▶ **EXERCISE OBJECTIVE**
Exactly reproduce each entry, leaving out nothing.

>> Begin GIVEN DATA

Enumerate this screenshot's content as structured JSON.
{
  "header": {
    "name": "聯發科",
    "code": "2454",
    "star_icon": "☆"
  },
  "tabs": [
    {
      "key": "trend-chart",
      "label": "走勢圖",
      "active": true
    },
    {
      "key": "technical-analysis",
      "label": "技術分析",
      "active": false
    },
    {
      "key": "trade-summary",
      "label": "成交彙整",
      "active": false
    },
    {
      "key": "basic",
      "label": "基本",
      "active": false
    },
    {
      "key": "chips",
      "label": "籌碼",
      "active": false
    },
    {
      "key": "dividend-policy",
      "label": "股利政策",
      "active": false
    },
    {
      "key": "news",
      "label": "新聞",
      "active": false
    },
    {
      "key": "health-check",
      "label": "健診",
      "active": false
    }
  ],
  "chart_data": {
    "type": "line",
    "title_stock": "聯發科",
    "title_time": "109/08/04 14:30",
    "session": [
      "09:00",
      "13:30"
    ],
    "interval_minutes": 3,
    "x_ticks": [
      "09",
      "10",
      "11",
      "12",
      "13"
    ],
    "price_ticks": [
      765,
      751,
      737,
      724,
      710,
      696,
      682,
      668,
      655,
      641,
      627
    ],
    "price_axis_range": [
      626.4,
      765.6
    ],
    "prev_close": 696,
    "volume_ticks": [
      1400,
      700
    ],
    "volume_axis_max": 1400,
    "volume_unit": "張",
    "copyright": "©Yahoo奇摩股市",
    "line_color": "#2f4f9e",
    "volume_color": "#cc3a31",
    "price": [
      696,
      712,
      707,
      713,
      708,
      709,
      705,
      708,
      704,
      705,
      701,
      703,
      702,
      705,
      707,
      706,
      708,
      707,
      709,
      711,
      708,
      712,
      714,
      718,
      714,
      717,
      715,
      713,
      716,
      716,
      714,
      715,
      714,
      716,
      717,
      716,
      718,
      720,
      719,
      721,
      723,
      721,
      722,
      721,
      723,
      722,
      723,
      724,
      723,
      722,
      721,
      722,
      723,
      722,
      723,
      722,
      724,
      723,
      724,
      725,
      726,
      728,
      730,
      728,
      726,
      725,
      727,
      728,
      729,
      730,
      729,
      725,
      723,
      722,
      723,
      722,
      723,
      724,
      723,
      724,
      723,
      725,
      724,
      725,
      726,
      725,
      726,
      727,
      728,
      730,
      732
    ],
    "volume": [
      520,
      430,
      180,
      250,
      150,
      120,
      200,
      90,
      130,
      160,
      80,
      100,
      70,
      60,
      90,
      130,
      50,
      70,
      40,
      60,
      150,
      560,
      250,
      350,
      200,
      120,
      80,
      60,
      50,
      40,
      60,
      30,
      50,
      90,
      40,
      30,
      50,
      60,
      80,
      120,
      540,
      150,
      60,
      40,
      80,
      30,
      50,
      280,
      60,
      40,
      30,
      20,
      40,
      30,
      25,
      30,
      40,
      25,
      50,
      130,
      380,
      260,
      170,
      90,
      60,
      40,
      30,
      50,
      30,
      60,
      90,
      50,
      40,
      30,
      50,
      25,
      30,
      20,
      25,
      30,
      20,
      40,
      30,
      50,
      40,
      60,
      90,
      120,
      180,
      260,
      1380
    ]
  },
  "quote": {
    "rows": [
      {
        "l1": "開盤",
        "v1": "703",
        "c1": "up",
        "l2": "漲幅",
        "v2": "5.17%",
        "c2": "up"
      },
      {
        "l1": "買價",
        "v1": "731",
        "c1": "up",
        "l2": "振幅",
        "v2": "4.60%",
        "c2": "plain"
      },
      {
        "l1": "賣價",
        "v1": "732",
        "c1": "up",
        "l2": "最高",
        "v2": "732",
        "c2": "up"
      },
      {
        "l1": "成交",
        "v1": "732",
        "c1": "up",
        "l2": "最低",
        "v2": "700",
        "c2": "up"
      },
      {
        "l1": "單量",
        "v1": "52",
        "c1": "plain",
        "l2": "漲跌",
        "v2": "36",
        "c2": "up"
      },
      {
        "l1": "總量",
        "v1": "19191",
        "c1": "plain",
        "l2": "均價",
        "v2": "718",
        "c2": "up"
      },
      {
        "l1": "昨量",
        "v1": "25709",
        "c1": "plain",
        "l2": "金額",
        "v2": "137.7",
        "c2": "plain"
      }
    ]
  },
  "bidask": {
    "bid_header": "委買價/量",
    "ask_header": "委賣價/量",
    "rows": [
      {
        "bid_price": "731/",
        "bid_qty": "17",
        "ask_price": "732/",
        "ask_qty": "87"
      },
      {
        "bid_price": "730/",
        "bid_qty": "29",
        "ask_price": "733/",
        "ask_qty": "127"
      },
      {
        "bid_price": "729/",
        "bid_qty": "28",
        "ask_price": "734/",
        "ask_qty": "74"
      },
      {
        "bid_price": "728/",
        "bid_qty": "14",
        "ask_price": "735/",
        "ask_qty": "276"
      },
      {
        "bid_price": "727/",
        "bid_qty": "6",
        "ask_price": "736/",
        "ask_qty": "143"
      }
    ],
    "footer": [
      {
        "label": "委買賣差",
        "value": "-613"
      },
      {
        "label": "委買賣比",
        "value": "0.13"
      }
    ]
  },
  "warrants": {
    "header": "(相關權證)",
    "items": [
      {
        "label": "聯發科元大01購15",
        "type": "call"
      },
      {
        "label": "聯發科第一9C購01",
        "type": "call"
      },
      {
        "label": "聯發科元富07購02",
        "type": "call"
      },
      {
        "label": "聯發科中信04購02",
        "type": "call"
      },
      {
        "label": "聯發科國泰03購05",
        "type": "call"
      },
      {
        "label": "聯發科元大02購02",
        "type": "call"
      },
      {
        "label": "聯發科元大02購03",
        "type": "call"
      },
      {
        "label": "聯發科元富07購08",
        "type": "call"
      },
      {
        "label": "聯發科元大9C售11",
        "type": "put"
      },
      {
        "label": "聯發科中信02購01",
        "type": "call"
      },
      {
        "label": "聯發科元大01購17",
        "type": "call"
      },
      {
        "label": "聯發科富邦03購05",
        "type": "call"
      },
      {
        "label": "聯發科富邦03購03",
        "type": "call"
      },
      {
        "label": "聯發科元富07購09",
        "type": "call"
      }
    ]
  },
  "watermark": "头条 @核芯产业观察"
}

>> End GIVEN DATA

▶ **FINISHED ANSWER**
Enumerate this screenshot's content as structured JSON.
{
  "header": {
    "name": "聯發科",
    "code": "2454",
    "star_icon": "☆"
  },
  "tabs": [
    {
      "key": "trend-chart",
      "label": "走勢圖",
      "active": true
    },
    {
      "key": "technical-analysis",
      "label": "技術分析",
      "active": false
    },
    {
      "key": "trade-summary",
      "label": "成交彙整",
      "active": false
    },
    {
      "key": "basic",
      "label": "基本",
      "active": false
    },
    {
      "key": "chips",
      "label": "籌碼",
      "active": false
    },
    {
      "key": "dividend-policy",
      "label": "股利政策",
      "active": false
    },
    {
      "key": "news",
      "label": "新聞",
      "active": false
    },
    {
      "key": "health-check",
      "label": "健診",
      "active": false
    }
  ],
  "chart_data": {
    "type": "line",
    "title_stock": "聯發科",
    "title_time": "109/08/04 14:30",
    "session": [
      "09:00",
      "13:30"
    ],
    "interval_minutes": 3,
    "x_ticks": [
      "09",
      "10",
      "11",
      "12",
      "13"
    ],
    "price_ticks": [
      765,
      751,
      737,
      724,
      710,
      696,
      682,
      668,
      655,
      641,
      627
    ],
    "price_axis_range": [
      626.4,
      765.6
    ],
    "prev_close": 696,
    "volume_ticks": [
      1400,
      700
    ],
    "volume_axis_max": 1400,
    "volume_unit": "張",
    "copyright": "©Yahoo奇摩股市",
    "line_color": "#2f4f9e",
    "volume_color": "#cc3a31",
    "price": [
      696,
      712,
      707,
      713,
      708,
      709,
      705,
      708,
      704,
      705,
      701,
      703,
      702,
      705,
      707,
      706,
      708,
      707,
      709,
      711,
      708,
      712,
      714,
      718,
      714,
      717,
      715,
      713,
      716,
      716,
      714,
      715,
      714,
      716,
      717,
      716,
      718,
      720,
      719,
      721,
      723,
      721,
      722,
      721,
      723,
      722,
      723,
      724,
      723,
      722,
      721,
      722,
      723,
      722,
      723,
      722,
      724,
      723,
      724,
      725,
      726,
      728,
      730,
      728,
      726,
      725,
      727,
      728,
      729,
      730,
      729,
      725,
      723,
      722,
      723,
      722,
      723,
      724,
      723,
      724,
      723,
      725,
      724,
      725,
      726,
      725,
      726,
      727,
      728,
      730,
      732
    ],
    "volume": [
      520,
      430,
      180,
      250,
      150,
      120,
      200,
      90,
      130,
      160,
      80,
      100,
      70,
      60,
      90,
      130,
      50,
      70,
      40,
      60,
      150,
      560,
      250,
      350,
      200,
      120,
      80,
      60,
      50,
      40,
      60,
      30,
      50,
      90,
      40,
      30,
      50,
      60,
      80,
      120,
      540,
      150,
      60,
      40,
      80,
      30,
      50,
      280,
      60,
      40,
      30,
      20,
      40,
      30,
      25,
      30,
      40,
      25,
      50,
      130,
      380,
      260,
      170,
      90,
      60,
      40,
      30,
      50,
      30,
      60,
      90,
      50,
      40,
      30,
      50,
      25,
      30,
      20,
      25,
      30,
      20,
      40,
      30,
      50,
      40,
      60,
      90,
      120,
      180,
      260,
      1380
    ]
  },
  "quote": {
    "rows": [
      {
        "l1": "開盤",
        "v1": "703",
        "c1": "up",
        "l2": "漲幅",
        "v2": "5.17%",
        "c2": "up"
      },
      {
        "l1": "買價",
        "v1": "731",
        "c1": "up",
        "l2": "振幅",
        "v2": "4.60%",
        "c2": "plain"
      },
      {
        "l1": "賣價",
        "v1": "732",
        "c1": "up",
        "l2": "最高",
        "v2": "732",
        "c2": "up"
      },
      {
        "l1": "成交",
        "v1": "732",
        "c1": "up",
        "l2": "最低",
        "v2": "700",
        "c2": "up"
      },
      {
        "l1": "單量",
        "v1": "52",
        "c1": "plain",
        "l2": "漲跌",
        "v2": "36",
        "c2": "up"
      },
      {
        "l1": "總量",
        "v1": "19191",
        "c1": "plain",
        "l2": "均價",
        "v2": "718",
        "c2": "up"
      },
      {
        "l1": "昨量",
        "v1": "25709",
        "c1": "plain",
        "l2": "金額",
        "v2": "137.7",
        "c2": "plain"
      }
    ]
  },
  "bidask": {
    "bid_header": "委買價/量",
    "ask_header": "委賣價/量",
    "rows": [
      {
        "bid_price": "731/",
        "bid_qty": "17",
        "ask_price": "732/",
        "ask_qty": "87"
      },
      {
        "bid_price": "730/",
        "bid_qty": "29",
        "ask_price": "733/",
        "ask_qty": "127"
      },
      {
        "bid_price": "729/",
        "bid_qty": "28",
        "ask_price": "734/",
        "ask_qty": "74"
      },
      {
        "bid_price": "728/",
        "bid_qty": "14",
        "ask_price": "735/",
        "ask_qty": "276"
      },
      {
        "bid_price": "727/",
        "bid_qty": "6",
        "ask_price": "736/",
        "ask_qty": "143"
      }
    ],
    "footer": [
      {
        "label": "委買賣差",
        "value": "-613"
      },
      {
        "label": "委買賣比",
        "value": "0.13"
      }
    ]
  },
  "warrants": {
    "header": "(相關權證)",
    "items": [
      {
        "label": "聯發科元大01購15",
        "type": "call"
      },
      {
        "label": "聯發科第一9C購01",
        "type": "call"
      },
      {
        "label": "聯發科元富07購02",
        "type": "call"
      },
      {
        "label": "聯發科中信04購02",
        "type": "call"
      },
      {
        "label": "聯發科國泰03購05",
        "type": "call"
      },
      {
        "label": "聯發科元大02購02",
        "type": "call"
      },
      {
        "label": "聯發科元大02購03",
        "type": "call"
      },
      {
        "label": "聯發科元富07購08",
        "type": "call"
      },
      {
        "label": "聯發科元大9C售11",
        "type": "put"
      },
      {
        "label": "聯發科中信02購01",
        "type": "call"
      },
      {
        "label": "聯發科元大01購17",
        "type": "call"
      },
      {
        "label": "聯發科富邦03購05",
        "type": "call"
      },
      {
        "label": "聯發科富邦03購03",
        "type": "call"
      },
      {
        "label": "聯發科元富07購09",
        "type": "call"
      }
    ]
  },
  "watermark": "头条 @核芯产业观察"
}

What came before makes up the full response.